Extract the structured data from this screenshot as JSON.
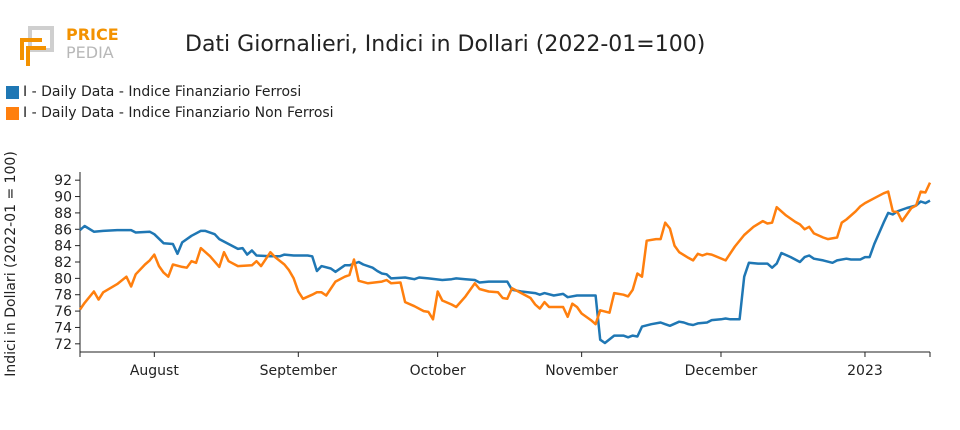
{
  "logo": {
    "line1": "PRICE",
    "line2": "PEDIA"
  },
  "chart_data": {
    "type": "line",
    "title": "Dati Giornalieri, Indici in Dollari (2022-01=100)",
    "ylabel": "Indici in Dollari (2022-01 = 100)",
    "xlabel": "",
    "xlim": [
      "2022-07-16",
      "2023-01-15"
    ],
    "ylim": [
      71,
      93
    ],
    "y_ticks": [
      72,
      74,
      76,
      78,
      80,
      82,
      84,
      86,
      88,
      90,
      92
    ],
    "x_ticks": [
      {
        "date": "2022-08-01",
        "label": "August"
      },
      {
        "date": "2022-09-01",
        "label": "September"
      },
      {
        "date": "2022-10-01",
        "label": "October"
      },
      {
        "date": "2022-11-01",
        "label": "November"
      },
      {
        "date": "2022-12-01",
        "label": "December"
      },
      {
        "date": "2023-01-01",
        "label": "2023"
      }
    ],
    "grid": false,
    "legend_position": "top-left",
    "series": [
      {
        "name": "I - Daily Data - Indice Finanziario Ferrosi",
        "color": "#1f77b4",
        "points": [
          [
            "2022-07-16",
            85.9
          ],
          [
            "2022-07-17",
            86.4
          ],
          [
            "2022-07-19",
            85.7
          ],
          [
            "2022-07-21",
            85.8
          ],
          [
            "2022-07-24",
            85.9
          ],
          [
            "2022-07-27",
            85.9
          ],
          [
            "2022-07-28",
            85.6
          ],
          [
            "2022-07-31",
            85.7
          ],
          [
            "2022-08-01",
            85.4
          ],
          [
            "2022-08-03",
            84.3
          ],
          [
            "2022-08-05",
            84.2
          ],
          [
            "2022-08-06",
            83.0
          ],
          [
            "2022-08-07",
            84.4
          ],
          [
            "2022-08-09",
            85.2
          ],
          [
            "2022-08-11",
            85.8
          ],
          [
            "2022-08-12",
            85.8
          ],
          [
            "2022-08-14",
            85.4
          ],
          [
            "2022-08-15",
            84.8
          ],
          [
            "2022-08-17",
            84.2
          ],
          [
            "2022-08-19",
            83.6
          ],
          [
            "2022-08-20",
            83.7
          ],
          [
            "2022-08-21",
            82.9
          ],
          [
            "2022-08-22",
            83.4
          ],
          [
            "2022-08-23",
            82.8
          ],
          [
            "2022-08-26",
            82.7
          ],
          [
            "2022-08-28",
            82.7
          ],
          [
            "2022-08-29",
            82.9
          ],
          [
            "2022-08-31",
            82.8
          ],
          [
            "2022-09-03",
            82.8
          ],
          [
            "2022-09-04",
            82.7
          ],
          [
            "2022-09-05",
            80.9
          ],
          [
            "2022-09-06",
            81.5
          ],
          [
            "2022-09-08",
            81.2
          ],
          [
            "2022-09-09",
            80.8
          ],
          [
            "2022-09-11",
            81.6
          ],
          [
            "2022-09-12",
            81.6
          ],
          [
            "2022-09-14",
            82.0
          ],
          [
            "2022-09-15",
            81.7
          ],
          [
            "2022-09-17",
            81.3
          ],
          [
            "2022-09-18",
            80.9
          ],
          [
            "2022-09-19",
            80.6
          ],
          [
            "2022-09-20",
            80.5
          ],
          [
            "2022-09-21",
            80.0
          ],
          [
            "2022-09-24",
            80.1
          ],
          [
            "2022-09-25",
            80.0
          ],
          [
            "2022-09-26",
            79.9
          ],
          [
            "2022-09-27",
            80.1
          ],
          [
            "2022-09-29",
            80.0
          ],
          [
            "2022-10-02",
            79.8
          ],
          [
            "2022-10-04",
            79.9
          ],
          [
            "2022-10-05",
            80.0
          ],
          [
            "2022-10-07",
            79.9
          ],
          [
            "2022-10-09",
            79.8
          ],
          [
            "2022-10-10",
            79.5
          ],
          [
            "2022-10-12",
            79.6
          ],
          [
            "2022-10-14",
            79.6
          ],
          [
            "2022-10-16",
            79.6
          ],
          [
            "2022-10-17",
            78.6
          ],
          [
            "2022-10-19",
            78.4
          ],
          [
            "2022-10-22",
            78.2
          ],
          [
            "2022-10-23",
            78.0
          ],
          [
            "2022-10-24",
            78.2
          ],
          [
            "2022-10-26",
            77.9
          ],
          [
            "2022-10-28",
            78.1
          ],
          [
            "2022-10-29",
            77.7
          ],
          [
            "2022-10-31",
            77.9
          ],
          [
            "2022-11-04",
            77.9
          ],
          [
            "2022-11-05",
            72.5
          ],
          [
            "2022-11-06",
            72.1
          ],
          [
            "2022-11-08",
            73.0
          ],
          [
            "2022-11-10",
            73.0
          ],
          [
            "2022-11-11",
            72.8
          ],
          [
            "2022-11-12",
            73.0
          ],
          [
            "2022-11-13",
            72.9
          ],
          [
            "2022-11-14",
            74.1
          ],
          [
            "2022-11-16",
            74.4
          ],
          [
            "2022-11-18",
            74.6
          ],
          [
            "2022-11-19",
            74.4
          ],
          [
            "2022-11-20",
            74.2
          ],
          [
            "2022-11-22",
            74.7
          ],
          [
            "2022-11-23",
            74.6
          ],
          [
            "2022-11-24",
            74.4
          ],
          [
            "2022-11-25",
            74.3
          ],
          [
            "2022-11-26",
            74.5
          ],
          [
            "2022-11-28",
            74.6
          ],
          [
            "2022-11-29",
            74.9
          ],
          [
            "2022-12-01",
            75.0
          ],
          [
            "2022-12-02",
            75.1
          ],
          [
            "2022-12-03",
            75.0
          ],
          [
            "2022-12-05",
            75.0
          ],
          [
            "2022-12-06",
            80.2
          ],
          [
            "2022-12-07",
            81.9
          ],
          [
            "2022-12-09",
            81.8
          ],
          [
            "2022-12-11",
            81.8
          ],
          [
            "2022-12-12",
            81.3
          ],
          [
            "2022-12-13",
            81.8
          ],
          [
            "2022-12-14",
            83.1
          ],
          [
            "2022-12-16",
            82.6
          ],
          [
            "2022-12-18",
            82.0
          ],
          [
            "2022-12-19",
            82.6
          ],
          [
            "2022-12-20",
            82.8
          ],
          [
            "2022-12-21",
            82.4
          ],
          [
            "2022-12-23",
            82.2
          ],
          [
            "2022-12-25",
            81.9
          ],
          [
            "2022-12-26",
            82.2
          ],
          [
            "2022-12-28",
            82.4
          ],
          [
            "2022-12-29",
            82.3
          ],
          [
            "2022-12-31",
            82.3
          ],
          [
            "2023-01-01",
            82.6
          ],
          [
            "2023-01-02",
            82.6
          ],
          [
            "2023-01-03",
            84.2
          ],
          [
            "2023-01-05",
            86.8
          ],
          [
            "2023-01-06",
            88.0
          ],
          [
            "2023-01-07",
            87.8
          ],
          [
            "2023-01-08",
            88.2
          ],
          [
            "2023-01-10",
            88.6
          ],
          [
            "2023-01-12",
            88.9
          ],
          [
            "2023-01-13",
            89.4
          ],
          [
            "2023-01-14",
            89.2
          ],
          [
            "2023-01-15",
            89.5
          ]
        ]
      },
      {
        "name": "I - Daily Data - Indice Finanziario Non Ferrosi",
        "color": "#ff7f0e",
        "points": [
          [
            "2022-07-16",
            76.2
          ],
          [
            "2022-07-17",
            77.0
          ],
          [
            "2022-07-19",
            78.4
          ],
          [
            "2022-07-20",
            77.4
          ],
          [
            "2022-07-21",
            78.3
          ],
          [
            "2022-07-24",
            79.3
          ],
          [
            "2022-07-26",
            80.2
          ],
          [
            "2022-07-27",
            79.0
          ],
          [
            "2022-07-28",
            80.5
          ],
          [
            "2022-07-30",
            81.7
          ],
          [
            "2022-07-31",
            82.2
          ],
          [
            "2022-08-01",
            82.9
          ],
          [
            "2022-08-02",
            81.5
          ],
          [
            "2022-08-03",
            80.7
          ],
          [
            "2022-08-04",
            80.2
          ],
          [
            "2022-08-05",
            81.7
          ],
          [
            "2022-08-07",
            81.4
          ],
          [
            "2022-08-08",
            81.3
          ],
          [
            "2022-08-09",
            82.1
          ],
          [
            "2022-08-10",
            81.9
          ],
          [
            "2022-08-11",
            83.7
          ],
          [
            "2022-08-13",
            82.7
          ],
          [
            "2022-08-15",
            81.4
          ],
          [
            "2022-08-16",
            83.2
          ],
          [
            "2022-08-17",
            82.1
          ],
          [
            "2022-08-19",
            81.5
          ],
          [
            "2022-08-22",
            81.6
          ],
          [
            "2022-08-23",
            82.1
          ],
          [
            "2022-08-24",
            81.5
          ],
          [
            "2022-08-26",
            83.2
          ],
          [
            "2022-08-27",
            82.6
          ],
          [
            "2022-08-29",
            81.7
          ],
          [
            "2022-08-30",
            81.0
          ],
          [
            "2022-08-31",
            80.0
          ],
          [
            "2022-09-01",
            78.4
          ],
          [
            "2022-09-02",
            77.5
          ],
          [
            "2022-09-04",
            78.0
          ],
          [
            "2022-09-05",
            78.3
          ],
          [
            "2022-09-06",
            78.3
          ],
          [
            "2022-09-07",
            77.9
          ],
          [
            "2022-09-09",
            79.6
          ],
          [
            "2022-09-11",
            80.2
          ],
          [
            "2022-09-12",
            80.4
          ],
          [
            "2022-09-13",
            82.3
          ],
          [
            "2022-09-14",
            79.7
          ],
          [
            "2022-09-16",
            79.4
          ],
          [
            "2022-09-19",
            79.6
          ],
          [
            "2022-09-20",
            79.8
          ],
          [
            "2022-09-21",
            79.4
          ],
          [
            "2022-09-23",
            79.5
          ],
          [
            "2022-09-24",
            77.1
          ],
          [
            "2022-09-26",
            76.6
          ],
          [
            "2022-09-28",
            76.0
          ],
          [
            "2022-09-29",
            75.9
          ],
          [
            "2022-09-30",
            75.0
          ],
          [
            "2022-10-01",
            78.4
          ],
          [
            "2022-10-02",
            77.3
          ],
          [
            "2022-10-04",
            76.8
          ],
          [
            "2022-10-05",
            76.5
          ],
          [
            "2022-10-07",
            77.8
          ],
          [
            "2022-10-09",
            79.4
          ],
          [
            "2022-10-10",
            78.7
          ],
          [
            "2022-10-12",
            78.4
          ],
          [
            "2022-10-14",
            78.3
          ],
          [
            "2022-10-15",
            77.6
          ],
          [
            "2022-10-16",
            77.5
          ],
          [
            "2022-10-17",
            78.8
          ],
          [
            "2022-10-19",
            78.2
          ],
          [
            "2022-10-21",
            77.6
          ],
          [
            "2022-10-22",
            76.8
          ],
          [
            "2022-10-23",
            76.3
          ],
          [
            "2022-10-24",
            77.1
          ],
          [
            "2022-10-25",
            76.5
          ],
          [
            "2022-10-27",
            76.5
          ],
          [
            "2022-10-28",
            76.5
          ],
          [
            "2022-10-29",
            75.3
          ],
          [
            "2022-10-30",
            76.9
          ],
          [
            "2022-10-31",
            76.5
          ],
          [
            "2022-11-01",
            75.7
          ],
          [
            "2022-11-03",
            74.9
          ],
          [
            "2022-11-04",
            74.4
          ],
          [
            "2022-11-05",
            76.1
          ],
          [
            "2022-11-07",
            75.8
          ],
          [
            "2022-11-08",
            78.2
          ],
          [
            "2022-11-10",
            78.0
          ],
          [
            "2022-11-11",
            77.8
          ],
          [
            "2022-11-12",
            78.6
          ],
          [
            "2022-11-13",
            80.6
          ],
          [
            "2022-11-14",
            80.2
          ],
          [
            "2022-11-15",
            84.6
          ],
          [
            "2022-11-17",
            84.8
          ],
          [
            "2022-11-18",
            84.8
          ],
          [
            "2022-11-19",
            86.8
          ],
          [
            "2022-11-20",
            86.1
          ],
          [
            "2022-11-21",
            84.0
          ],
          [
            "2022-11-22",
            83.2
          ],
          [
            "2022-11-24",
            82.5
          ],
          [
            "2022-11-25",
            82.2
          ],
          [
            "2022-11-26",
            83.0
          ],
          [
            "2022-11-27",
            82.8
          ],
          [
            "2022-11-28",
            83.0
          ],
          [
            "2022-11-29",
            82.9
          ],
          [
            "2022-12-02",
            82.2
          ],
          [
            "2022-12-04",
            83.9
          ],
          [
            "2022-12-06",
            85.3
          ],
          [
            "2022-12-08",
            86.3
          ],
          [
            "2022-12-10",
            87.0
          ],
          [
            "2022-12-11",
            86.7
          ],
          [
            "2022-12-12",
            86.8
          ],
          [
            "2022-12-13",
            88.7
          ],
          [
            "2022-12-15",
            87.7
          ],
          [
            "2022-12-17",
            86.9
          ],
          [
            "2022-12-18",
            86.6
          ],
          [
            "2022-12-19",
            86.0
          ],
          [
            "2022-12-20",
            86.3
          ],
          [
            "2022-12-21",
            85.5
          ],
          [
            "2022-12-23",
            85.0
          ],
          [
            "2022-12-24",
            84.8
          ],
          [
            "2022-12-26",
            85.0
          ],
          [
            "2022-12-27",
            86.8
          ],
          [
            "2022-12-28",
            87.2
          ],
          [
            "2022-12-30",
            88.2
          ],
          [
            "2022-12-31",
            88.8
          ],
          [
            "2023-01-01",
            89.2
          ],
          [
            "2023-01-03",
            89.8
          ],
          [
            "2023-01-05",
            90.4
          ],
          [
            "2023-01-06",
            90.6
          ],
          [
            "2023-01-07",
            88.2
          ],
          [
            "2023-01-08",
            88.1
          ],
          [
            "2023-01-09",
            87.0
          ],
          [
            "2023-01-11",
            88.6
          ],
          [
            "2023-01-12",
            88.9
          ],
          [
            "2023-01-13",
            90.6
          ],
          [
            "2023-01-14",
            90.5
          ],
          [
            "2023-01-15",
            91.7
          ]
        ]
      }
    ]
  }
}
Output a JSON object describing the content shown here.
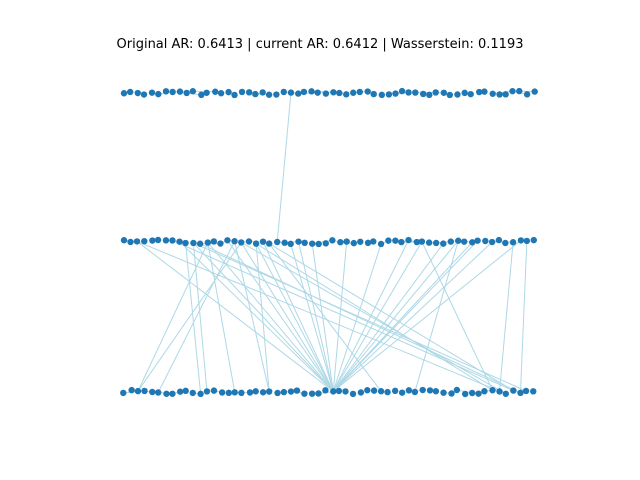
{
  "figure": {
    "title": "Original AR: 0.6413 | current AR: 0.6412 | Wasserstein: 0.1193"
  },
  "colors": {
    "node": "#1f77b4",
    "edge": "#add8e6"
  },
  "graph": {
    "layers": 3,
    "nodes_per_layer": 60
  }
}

··········

**OBJECTIVE:**
Filter the records, keeping only lines that contain "Ferrosi", and show those lines.

**FULL ANSWER:**
        "name": "I - Daily Data - Indice Finanziario Ferrosi",
        "name": "I - Daily Data - Indice Finanziario Non Ferrosi",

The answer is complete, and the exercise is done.